* _To be done_:
Reproduce the rows below exactly as they appear. Begin with the first row and stop after the row that contains "y-axis-title: α bbox=[11, 182, 23, 204]".

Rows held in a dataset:
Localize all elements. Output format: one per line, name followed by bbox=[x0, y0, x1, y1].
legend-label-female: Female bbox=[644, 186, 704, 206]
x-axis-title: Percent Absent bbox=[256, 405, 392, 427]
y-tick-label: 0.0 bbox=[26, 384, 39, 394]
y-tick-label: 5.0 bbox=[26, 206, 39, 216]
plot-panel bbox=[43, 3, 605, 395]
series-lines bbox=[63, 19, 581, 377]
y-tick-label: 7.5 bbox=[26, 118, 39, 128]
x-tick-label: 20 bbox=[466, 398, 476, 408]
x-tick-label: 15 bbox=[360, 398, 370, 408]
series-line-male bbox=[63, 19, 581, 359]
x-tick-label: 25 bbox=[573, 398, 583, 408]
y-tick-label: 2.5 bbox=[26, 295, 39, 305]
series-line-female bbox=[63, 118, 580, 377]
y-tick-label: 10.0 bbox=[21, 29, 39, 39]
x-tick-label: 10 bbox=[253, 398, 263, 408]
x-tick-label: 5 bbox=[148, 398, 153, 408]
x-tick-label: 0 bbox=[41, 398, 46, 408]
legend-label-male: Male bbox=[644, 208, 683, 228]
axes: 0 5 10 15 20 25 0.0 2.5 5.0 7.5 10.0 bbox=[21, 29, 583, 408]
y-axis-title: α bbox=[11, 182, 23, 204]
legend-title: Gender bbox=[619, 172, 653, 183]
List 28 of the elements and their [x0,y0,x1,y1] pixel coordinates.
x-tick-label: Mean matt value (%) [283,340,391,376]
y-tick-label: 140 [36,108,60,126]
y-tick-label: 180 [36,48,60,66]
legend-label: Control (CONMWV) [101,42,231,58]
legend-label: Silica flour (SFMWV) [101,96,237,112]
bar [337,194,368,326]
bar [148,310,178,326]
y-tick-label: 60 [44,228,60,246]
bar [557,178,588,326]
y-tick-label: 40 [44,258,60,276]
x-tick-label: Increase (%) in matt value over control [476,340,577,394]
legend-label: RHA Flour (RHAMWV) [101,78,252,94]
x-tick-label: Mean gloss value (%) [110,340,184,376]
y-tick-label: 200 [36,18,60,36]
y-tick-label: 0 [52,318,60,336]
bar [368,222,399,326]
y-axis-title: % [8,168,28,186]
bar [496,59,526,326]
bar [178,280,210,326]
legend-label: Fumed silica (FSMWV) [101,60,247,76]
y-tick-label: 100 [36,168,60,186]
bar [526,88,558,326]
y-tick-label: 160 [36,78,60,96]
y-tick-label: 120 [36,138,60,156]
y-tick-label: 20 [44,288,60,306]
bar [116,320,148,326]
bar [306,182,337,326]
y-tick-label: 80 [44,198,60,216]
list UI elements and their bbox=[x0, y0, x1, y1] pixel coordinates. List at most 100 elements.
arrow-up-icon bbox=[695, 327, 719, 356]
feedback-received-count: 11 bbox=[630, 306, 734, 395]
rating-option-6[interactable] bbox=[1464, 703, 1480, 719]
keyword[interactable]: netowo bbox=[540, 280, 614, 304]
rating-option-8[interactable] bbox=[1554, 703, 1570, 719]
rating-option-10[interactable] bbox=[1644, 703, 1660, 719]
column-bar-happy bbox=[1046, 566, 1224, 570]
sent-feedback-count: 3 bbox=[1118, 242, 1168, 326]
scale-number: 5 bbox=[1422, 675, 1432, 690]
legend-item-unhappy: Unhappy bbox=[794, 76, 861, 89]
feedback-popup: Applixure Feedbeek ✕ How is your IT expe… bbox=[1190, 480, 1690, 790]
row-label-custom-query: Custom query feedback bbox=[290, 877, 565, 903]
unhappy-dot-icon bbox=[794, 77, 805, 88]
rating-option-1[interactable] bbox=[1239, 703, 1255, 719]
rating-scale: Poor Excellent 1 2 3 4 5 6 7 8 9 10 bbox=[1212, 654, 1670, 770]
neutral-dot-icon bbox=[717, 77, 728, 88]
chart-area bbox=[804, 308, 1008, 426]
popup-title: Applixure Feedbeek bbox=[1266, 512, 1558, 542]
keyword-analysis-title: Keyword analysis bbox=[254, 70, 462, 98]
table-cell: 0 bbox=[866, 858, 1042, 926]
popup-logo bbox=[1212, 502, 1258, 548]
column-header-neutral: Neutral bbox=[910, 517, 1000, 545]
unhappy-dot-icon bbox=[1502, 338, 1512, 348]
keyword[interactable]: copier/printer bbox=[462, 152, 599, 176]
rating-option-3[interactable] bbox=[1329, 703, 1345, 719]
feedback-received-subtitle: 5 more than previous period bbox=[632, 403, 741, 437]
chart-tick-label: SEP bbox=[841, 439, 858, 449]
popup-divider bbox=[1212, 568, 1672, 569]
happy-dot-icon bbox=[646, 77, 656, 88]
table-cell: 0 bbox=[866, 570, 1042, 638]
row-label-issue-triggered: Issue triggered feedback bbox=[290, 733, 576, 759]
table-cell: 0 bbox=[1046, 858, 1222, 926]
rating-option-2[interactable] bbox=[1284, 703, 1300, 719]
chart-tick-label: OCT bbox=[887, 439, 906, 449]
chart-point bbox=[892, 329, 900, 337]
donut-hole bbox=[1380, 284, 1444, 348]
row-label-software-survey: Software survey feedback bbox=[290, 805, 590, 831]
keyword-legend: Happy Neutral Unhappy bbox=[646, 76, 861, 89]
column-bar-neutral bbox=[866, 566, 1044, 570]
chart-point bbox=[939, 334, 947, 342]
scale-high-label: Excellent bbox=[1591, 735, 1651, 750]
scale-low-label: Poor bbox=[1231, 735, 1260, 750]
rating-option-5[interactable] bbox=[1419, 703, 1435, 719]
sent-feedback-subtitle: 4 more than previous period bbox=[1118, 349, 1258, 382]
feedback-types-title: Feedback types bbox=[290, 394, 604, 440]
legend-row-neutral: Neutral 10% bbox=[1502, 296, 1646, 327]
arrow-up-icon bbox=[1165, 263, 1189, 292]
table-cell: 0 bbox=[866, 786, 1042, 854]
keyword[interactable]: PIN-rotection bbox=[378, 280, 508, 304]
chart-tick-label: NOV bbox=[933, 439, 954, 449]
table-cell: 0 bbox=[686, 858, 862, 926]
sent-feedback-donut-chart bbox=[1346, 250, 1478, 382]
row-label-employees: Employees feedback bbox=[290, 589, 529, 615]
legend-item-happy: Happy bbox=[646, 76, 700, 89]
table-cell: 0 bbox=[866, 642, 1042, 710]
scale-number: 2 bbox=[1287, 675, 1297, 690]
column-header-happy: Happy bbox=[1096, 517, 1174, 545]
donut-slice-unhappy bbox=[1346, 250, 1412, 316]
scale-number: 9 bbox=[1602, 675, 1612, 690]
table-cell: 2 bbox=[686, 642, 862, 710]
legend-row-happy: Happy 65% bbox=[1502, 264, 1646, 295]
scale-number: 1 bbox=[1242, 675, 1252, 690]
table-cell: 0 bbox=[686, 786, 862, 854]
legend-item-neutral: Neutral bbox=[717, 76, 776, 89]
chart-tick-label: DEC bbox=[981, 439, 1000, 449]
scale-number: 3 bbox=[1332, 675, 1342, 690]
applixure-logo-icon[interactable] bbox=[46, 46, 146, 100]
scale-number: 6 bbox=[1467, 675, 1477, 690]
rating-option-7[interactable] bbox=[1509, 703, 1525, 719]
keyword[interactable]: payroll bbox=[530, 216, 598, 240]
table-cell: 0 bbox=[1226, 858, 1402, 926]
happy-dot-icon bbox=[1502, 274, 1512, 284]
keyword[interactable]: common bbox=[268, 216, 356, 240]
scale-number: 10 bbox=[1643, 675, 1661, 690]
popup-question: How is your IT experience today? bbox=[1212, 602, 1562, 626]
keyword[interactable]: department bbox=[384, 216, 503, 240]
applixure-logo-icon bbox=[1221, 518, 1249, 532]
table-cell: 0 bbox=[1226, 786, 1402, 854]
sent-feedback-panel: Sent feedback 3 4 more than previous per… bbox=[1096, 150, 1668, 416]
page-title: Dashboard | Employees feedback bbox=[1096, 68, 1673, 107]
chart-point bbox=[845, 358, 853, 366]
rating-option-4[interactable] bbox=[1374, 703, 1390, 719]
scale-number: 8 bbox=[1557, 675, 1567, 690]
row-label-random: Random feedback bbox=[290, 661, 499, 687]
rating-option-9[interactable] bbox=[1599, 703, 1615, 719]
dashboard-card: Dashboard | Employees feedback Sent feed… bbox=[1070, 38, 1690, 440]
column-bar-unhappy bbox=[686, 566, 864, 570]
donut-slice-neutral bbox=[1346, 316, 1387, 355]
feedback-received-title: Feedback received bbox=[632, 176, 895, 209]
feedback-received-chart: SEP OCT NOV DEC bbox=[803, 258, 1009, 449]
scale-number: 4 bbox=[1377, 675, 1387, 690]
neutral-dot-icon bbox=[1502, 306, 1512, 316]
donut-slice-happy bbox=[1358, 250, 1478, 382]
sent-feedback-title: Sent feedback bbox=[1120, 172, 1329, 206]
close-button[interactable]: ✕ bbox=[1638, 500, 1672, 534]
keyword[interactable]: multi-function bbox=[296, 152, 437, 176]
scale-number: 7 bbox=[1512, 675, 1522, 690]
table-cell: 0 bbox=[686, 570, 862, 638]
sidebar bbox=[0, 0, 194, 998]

* _Output of the task_:
Localize all elements. Output format: one per line, name followed by bbox=[x0, y0, x1, y1].
legend-label-female: Female bbox=[644, 186, 704, 206]
x-axis-title: Percent Absent bbox=[256, 405, 392, 427]
y-tick-label: 0.0 bbox=[26, 384, 39, 394]
y-tick-label: 5.0 bbox=[26, 206, 39, 216]
plot-panel bbox=[43, 3, 605, 395]
series-lines bbox=[63, 19, 581, 377]
y-tick-label: 7.5 bbox=[26, 118, 39, 128]
x-tick-label: 20 bbox=[466, 398, 476, 408]
x-tick-label: 15 bbox=[360, 398, 370, 408]
series-line-male bbox=[63, 19, 581, 359]
x-tick-label: 25 bbox=[573, 398, 583, 408]
y-tick-label: 2.5 bbox=[26, 295, 39, 305]
series-line-female bbox=[63, 118, 580, 377]
y-tick-label: 10.0 bbox=[21, 29, 39, 39]
x-tick-label: 10 bbox=[253, 398, 263, 408]
x-tick-label: 5 bbox=[148, 398, 153, 408]
x-tick-label: 0 bbox=[41, 398, 46, 408]
legend-label-male: Male bbox=[644, 208, 683, 228]
axes: 0 5 10 15 20 25 0.0 2.5 5.0 7.5 10.0 bbox=[21, 29, 583, 408]
y-axis-title: α bbox=[11, 182, 23, 204]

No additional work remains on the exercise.